What the task requires. Retype the whole listing below, character for character.

Information given.
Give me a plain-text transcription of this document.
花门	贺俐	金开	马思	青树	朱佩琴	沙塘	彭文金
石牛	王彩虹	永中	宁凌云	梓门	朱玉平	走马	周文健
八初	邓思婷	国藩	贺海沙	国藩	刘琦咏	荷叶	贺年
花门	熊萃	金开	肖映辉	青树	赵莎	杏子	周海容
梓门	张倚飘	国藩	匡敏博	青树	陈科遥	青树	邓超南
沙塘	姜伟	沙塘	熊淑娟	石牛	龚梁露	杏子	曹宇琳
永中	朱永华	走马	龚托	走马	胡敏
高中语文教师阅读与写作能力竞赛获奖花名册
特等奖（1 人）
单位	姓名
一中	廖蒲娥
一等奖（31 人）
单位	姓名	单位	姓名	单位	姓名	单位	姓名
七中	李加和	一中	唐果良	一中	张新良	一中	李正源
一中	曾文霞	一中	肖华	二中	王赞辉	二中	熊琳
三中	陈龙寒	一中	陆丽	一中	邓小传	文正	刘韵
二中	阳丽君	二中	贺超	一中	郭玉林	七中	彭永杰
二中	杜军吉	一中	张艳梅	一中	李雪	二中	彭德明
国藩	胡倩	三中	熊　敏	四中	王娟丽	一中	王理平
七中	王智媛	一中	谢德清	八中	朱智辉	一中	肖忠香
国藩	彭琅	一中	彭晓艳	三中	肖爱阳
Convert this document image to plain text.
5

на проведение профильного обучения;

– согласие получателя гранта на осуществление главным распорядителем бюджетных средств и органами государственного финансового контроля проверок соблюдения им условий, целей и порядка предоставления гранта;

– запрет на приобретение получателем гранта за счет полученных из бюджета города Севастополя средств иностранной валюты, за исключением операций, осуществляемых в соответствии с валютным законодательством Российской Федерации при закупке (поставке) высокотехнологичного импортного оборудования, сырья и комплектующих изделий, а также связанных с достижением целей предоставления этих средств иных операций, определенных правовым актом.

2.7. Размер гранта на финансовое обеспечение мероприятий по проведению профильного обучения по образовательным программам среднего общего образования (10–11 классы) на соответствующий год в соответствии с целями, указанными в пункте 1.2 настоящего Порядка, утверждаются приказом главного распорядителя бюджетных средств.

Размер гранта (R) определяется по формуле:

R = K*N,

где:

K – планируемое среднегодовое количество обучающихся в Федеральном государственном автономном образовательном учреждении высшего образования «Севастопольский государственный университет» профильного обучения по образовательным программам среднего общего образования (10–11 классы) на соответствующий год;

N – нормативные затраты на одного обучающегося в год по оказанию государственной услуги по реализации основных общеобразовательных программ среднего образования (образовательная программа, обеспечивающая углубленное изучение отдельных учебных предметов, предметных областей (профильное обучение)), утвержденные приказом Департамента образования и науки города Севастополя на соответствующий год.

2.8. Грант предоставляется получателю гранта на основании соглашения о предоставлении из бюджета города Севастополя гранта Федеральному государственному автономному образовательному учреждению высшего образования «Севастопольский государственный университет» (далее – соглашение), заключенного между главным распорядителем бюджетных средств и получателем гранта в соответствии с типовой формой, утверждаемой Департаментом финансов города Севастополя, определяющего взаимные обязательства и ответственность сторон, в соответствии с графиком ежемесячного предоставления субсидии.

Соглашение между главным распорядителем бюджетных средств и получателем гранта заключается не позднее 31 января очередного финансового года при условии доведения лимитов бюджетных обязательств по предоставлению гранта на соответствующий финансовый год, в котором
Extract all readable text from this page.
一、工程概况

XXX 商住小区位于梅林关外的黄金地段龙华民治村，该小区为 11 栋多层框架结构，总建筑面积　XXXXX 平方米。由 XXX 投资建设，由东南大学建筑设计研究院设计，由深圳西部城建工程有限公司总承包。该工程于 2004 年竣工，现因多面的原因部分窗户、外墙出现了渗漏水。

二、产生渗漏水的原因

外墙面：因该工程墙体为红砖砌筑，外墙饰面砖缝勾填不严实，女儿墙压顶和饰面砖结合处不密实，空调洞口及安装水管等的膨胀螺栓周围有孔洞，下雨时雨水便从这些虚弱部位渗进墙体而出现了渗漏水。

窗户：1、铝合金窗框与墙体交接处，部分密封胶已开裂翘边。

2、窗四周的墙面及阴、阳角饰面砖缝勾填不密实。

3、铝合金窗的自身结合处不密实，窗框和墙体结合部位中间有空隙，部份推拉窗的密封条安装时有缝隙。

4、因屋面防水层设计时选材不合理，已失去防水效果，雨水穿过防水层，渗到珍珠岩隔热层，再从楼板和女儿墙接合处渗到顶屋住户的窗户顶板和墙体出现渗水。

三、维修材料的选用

Task answer.
Give me a plain-text transcription of this document.
花门	贺俐	金开	马思	青树	朱佩琴	沙塘	彭文金
石牛	王彩虹	永中	宁凌云	梓门	朱玉平	走马	周文健
八初	邓思婷	国藩	贺海沙	国藩	刘琦咏	荷叶	贺年
花门	熊萃	金开	肖映辉	青树	赵莎	杏子	周海容
梓门	张倚飘	国藩	匡敏博	青树	陈科遥	青树	邓超南
沙塘	姜伟	沙塘	熊淑娟	石牛	龚梁露	杏子	曹宇琳
永中	朱永华	走马	龚托	走马	胡敏
高中语文教师阅读与写作能力竞赛获奖花名册
特等奖（1 人）
单位	姓名
一中	廖蒲娥
一等奖（31 人）
单位	姓名	单位	姓名	单位	姓名	单位	姓名
七中	李加和	一中	唐果良	一中	张新良	一中	李正源
一中	曾文霞	一中	肖华	二中	王赞辉	二中	熊琳
三中	陈龙寒	一中	陆丽	一中	邓小传	文正	刘韵
二中	阳丽君	二中	贺超	一中	郭玉林	七中	彭永杰
二中	杜军吉	一中	张艳梅	一中	李雪	二中	彭德明
国藩	胡倩	三中	熊　敏	四中	王娟丽	一中	王理平
七中	王智媛	一中	谢德清	八中	朱智辉	一中	肖忠香
国藩	彭琅	一中	彭晓艳	三中	肖爱阳
Convert this document image to plain text.
5

на проведение профильного обучения;

– согласие получателя гранта на осуществление главным распорядителем бюджетных средств и органами государственного финансового контроля проверок соблюдения им условий, целей и порядка предоставления гранта;

– запрет на приобретение получателем гранта за счет полученных из бюджета города Севастополя средств иностранной валюты, за исключением операций, осуществляемых в соответствии с валютным законодательством Российской Федерации при закупке (поставке) высокотехнологичного импортного оборудования, сырья и комплектующих изделий, а также связанных с достижением целей предоставления этих средств иных операций, определенных правовым актом.

2.7. Размер гранта на финансовое обеспечение мероприятий по проведению профильного обучения по образовательным программам среднего общего образования (10–11 классы) на соответствующий год в соответствии с целями, указанными в пункте 1.2 настоящего Порядка, утверждаются приказом главного распорядителя бюджетных средств.

Размер гранта (R) определяется по формуле:

R = K*N,

где:

K – планируемое среднегодовое количество обучающихся в Федеральном государственном автономном образовательном учреждении высшего образования «Севастопольский государственный университет» профильного обучения по образовательным программам среднего общего образования (10–11 классы) на соответствующий год;

N – нормативные затраты на одного обучающегося в год по оказанию государственной услуги по реализации основных общеобразовательных программ среднего образования (образовательная программа, обеспечивающая углубленное изучение отдельных учебных предметов, предметных областей (профильное обучение)), утвержденные приказом Департамента образования и науки города Севастополя на соответствующий год.

2.8. Грант предоставляется получателю гранта на основании соглашения о предоставлении из бюджета города Севастополя гранта Федеральному государственному автономному образовательному учреждению высшего образования «Севастопольский государственный университет» (далее – соглашение), заключенного между главным распорядителем бюджетных средств и получателем гранта в соответствии с типовой формой, утверждаемой Департаментом финансов города Севастополя, определяющего взаимные обязательства и ответственность сторон, в соответствии с графиком ежемесячного предоставления субсидии.

Соглашение между главным распорядителем бюджетных средств и получателем гранта заключается не позднее 31 января очередного финансового года при условии доведения лимитов бюджетных обязательств по предоставлению гранта на соответствующий финансовый год, в котором
Extract all readable text from this page.
一、工程概况

XXX 商住小区位于梅林关外的黄金地段龙华民治村，该小区为 11 栋多层框架结构，总建筑面积　XXXXX 平方米。由 XXX 投资建设，由东南大学建筑设计研究院设计，由深圳西部城建工程有限公司总承包。该工程于 2004 年竣工，现因多面的原因部分窗户、外墙出现了渗漏水。

二、产生渗漏水的原因

外墙面：因该工程墙体为红砖砌筑，外墙饰面砖缝勾填不严实，女儿墙压顶和饰面砖结合处不密实，空调洞口及安装水管等的膨胀螺栓周围有孔洞，下雨时雨水便从这些虚弱部位渗进墙体而出现了渗漏水。

窗户：1、铝合金窗框与墙体交接处，部分密封胶已开裂翘边。

2、窗四周的墙面及阴、阳角饰面砖缝勾填不密实。

3、铝合金窗的自身结合处不密实，窗框和墙体结合部位中间有空隙，部份推拉窗的密封条安装时有缝隙。

4、因屋面防水层设计时选材不合理，已失去防水效果，雨水穿过防水层，渗到珍珠岩隔热层，再从楼板和女儿墙接合处渗到顶屋住户的窗户顶板和墙体出现渗水。

三、维修材料的选用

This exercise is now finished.